#### Stated problem
Below are some records. Copy every line in them that holds "Final".

Raw records
-- BEGIN --
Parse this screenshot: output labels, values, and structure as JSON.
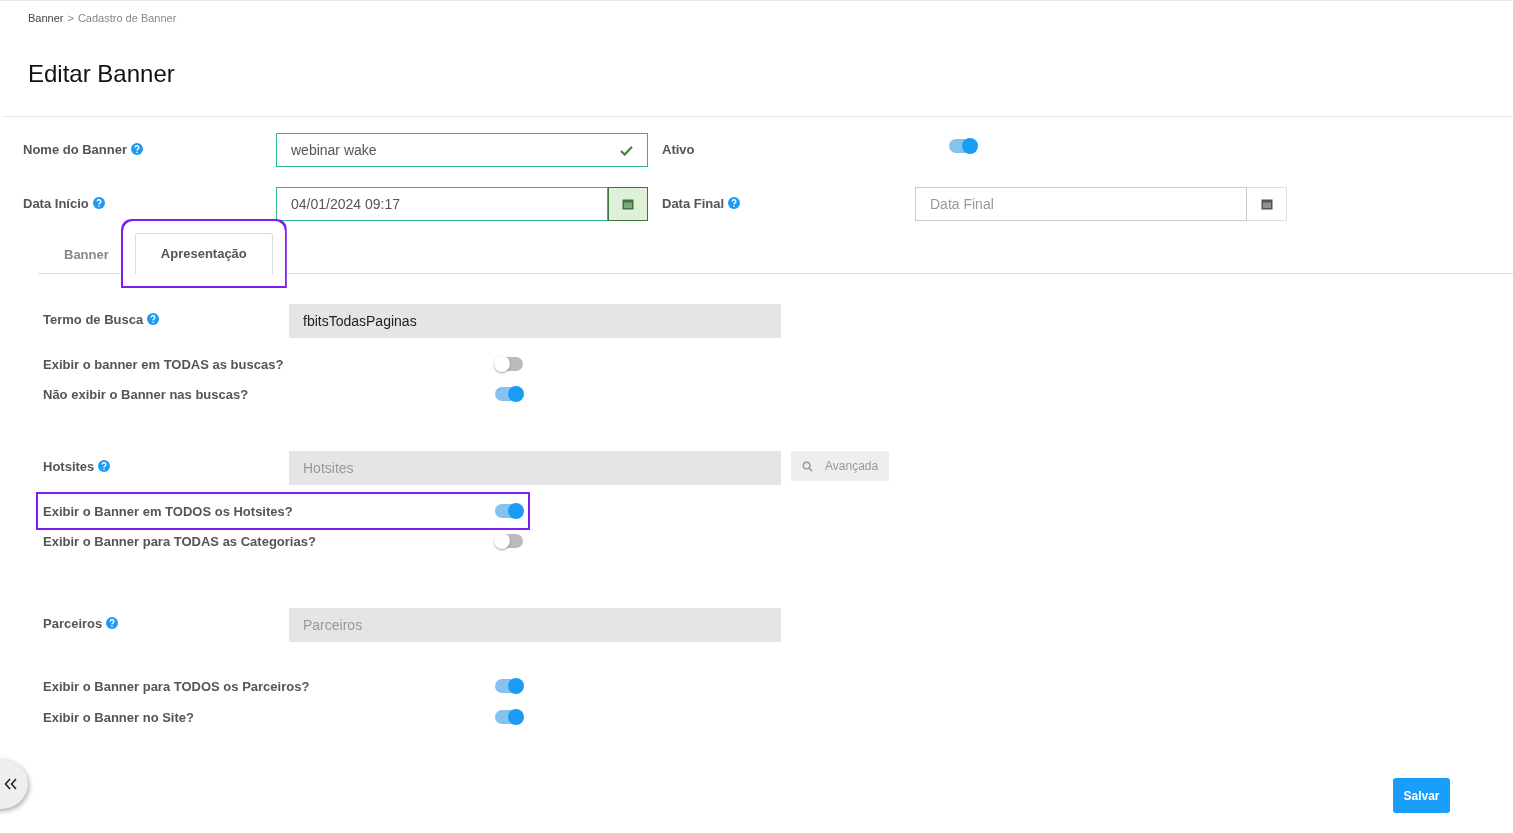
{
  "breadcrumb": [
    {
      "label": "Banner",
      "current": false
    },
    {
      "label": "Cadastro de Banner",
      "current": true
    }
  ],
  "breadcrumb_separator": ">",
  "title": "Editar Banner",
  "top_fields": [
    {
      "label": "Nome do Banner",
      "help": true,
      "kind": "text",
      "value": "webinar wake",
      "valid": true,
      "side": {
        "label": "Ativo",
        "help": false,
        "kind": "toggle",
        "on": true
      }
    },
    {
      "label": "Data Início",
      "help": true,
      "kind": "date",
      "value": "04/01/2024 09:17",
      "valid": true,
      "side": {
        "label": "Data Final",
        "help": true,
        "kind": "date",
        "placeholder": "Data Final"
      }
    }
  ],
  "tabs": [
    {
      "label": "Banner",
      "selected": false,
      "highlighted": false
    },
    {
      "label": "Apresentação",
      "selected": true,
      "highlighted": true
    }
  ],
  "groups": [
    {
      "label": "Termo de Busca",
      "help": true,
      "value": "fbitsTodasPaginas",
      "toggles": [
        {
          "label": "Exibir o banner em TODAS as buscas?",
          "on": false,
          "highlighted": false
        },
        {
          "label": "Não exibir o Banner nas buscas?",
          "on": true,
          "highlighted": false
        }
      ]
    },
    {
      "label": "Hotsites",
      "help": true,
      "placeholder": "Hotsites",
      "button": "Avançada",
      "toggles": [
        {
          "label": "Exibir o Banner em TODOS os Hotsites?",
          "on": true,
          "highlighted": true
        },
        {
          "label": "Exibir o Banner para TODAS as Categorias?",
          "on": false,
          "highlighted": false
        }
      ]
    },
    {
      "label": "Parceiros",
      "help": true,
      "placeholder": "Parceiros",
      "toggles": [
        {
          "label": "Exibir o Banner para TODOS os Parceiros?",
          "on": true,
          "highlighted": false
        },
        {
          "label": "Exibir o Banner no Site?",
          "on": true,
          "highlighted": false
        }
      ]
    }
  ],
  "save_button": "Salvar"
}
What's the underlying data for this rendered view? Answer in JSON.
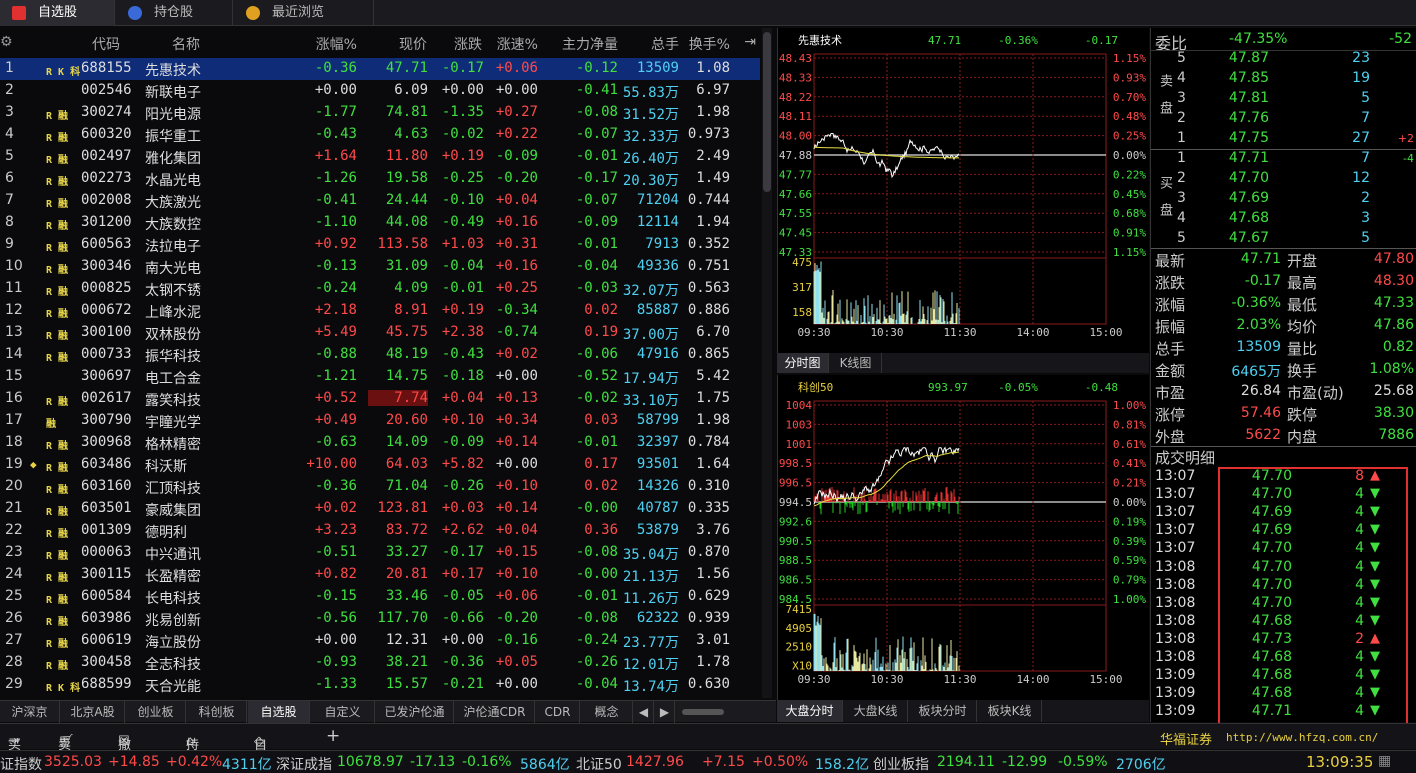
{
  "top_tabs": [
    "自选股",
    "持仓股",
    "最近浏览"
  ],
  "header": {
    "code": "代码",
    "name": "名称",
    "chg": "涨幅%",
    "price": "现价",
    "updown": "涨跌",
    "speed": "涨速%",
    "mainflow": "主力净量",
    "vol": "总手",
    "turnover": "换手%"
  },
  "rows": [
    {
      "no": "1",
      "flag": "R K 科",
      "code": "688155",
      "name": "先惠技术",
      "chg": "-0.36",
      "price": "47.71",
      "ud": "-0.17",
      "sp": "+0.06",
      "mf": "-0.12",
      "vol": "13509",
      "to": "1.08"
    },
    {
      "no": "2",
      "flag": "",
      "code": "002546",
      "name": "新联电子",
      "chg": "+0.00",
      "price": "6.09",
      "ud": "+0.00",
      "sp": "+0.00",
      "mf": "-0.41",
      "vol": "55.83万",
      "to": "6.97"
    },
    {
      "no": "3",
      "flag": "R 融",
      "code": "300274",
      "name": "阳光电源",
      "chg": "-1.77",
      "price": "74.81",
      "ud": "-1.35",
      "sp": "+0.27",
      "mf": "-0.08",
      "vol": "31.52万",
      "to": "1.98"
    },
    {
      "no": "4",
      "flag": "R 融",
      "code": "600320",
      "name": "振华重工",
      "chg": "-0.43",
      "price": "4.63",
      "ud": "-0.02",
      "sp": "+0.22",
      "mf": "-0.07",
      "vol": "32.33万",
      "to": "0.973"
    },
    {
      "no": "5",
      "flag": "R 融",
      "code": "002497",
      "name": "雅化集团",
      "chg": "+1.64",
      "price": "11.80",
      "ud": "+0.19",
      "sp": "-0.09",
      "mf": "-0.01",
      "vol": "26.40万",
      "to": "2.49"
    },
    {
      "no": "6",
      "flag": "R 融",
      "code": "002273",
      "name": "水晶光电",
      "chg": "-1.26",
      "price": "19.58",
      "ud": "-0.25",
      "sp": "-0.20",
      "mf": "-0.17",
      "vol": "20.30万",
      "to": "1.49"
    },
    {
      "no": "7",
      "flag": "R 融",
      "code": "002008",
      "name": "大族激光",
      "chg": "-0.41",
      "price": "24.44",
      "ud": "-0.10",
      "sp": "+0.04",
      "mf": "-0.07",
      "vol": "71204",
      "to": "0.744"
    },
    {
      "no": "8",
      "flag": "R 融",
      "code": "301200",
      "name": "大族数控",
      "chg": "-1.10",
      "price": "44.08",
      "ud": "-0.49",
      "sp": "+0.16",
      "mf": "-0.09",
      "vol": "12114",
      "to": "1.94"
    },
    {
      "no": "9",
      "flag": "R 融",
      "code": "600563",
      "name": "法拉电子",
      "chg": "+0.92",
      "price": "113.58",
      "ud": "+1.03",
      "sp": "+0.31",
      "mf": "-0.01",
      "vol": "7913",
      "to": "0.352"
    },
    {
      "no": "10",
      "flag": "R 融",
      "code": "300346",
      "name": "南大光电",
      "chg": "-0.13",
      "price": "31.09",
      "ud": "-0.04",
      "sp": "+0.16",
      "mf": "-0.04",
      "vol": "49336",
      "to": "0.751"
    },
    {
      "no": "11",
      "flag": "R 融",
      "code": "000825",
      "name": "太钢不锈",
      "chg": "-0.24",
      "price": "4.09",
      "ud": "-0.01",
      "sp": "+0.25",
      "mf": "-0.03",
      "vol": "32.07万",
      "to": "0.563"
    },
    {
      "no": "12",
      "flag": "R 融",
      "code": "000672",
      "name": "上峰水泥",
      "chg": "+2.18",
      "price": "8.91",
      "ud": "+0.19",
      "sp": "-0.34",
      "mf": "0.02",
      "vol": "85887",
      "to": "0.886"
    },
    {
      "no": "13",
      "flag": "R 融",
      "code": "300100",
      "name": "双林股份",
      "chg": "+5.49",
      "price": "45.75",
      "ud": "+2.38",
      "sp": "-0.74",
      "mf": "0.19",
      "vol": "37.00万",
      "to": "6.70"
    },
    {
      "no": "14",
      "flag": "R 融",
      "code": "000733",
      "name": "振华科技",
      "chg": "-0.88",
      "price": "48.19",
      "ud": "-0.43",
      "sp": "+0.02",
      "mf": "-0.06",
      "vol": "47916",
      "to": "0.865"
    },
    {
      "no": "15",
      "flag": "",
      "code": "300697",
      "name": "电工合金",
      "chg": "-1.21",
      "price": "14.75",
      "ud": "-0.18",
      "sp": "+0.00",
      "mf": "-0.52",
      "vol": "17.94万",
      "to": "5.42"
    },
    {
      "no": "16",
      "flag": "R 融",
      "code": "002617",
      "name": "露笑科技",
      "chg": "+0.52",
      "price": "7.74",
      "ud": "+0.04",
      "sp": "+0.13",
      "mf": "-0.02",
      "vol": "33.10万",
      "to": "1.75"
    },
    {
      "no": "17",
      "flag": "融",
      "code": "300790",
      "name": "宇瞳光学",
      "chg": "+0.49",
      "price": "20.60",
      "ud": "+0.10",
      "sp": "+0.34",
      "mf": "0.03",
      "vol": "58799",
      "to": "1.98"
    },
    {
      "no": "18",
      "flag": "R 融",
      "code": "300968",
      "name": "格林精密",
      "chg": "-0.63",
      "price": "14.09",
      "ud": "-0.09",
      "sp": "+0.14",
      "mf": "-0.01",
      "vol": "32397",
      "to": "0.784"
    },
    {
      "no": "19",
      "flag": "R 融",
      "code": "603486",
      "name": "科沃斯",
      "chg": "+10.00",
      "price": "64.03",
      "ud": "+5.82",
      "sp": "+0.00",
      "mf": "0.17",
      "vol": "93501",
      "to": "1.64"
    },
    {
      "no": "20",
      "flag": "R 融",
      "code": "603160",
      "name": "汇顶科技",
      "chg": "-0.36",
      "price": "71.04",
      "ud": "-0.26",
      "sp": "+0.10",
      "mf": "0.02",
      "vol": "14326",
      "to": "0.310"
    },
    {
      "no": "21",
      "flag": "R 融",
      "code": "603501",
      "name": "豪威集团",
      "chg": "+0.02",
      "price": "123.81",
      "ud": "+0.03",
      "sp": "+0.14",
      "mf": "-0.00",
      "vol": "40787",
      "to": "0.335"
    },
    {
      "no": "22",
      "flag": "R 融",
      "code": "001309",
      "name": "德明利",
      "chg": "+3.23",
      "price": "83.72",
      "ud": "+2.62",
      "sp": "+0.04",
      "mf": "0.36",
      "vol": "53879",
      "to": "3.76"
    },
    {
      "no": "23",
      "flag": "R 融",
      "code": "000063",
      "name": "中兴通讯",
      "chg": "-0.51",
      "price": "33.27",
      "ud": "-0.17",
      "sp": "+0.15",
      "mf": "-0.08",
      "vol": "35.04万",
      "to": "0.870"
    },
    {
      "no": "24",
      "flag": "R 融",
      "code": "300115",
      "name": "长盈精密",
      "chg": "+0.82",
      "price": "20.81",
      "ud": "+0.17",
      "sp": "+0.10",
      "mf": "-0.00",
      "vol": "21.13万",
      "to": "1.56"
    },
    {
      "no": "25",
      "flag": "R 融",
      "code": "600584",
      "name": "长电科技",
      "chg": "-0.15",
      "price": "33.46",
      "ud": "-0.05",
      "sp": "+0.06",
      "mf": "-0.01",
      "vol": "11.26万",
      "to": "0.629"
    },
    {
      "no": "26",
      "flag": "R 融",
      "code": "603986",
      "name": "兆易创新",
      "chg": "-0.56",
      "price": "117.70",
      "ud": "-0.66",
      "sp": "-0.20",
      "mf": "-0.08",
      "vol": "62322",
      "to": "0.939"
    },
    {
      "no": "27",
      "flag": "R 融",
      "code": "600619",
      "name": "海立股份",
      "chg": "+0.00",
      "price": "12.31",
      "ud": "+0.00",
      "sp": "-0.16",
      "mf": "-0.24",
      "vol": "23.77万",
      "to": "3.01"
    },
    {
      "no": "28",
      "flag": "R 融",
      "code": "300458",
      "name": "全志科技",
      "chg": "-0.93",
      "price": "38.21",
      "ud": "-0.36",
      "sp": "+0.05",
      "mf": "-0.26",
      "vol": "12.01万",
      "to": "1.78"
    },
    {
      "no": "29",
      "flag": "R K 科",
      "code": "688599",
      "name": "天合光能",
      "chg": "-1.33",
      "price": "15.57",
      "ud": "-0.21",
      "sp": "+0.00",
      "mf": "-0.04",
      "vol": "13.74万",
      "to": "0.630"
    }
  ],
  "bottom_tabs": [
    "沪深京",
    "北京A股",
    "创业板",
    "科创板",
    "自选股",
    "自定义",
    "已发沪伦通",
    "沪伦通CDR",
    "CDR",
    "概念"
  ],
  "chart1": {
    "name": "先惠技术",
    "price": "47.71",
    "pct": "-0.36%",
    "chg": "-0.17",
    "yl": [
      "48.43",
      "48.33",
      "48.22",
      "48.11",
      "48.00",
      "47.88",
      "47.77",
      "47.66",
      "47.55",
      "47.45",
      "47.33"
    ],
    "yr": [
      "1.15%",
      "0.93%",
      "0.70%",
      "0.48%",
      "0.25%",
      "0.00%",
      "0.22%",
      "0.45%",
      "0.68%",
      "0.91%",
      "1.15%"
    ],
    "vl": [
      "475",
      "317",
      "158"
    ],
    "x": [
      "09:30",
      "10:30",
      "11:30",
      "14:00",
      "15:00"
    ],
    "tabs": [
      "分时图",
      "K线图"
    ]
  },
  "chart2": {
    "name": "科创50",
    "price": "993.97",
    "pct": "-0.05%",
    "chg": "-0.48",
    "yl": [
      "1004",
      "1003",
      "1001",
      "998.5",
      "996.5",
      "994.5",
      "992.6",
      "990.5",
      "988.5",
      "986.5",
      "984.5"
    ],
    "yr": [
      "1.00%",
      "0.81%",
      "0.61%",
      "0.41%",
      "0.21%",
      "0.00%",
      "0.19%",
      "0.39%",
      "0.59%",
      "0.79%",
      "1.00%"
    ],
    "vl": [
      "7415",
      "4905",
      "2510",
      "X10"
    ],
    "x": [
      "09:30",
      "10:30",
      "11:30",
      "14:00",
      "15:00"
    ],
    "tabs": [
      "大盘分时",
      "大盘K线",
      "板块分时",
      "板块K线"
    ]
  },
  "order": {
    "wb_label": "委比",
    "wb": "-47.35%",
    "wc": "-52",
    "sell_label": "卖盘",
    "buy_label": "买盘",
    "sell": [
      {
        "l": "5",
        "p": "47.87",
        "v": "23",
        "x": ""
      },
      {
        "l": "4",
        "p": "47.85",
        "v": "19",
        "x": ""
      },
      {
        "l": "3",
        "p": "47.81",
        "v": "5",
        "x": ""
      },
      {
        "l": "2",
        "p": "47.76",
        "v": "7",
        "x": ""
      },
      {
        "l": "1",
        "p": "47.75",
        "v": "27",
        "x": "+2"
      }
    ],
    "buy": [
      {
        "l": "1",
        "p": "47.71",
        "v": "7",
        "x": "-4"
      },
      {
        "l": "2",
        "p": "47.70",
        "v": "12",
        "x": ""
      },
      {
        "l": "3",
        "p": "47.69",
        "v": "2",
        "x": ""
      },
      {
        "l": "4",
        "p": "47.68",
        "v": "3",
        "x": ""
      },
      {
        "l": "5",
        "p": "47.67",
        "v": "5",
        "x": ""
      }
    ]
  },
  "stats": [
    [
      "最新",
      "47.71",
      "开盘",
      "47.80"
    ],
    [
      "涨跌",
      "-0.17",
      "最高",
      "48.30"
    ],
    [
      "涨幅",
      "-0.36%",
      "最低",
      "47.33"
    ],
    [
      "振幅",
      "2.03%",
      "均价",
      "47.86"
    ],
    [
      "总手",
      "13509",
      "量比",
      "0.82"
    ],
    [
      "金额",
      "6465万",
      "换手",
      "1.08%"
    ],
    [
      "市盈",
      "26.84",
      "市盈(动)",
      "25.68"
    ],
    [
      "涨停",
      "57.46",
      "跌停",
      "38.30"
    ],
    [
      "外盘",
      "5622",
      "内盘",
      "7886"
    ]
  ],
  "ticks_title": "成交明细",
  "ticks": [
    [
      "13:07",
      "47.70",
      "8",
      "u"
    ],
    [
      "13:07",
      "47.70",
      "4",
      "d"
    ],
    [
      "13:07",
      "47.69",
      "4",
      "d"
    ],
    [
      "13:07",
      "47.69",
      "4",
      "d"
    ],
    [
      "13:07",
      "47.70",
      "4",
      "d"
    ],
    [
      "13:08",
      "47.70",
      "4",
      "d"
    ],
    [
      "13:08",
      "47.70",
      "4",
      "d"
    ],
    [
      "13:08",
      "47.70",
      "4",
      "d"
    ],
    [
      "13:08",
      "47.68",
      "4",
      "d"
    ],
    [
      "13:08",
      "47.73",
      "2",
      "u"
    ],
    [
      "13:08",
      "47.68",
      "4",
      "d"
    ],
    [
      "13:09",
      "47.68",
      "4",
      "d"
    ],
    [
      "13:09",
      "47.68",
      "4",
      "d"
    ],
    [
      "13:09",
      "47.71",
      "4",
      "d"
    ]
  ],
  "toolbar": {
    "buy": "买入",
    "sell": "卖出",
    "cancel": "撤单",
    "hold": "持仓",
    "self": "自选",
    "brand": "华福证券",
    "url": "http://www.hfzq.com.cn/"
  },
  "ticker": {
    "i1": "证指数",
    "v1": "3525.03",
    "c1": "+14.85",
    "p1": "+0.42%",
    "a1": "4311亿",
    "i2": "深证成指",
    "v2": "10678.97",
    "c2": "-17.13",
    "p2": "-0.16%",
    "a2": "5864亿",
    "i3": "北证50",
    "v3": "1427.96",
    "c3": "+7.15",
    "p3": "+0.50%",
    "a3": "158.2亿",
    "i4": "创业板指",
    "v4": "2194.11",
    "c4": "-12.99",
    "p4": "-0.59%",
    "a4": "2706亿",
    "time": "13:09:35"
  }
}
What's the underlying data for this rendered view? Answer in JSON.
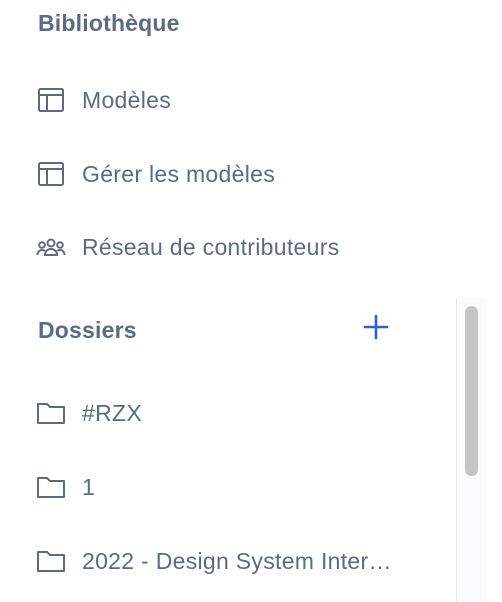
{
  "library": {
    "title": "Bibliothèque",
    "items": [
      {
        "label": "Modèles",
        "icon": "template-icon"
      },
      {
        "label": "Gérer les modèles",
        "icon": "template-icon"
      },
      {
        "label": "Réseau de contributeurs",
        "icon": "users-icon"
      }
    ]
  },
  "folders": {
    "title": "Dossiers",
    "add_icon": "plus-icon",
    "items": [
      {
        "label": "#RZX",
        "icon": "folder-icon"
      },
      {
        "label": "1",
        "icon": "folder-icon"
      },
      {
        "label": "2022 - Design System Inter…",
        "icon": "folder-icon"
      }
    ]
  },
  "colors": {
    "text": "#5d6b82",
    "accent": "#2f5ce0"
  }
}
-- END --
#### Complete output
        "label": "Data Final",
        "placeholder": "Data Final"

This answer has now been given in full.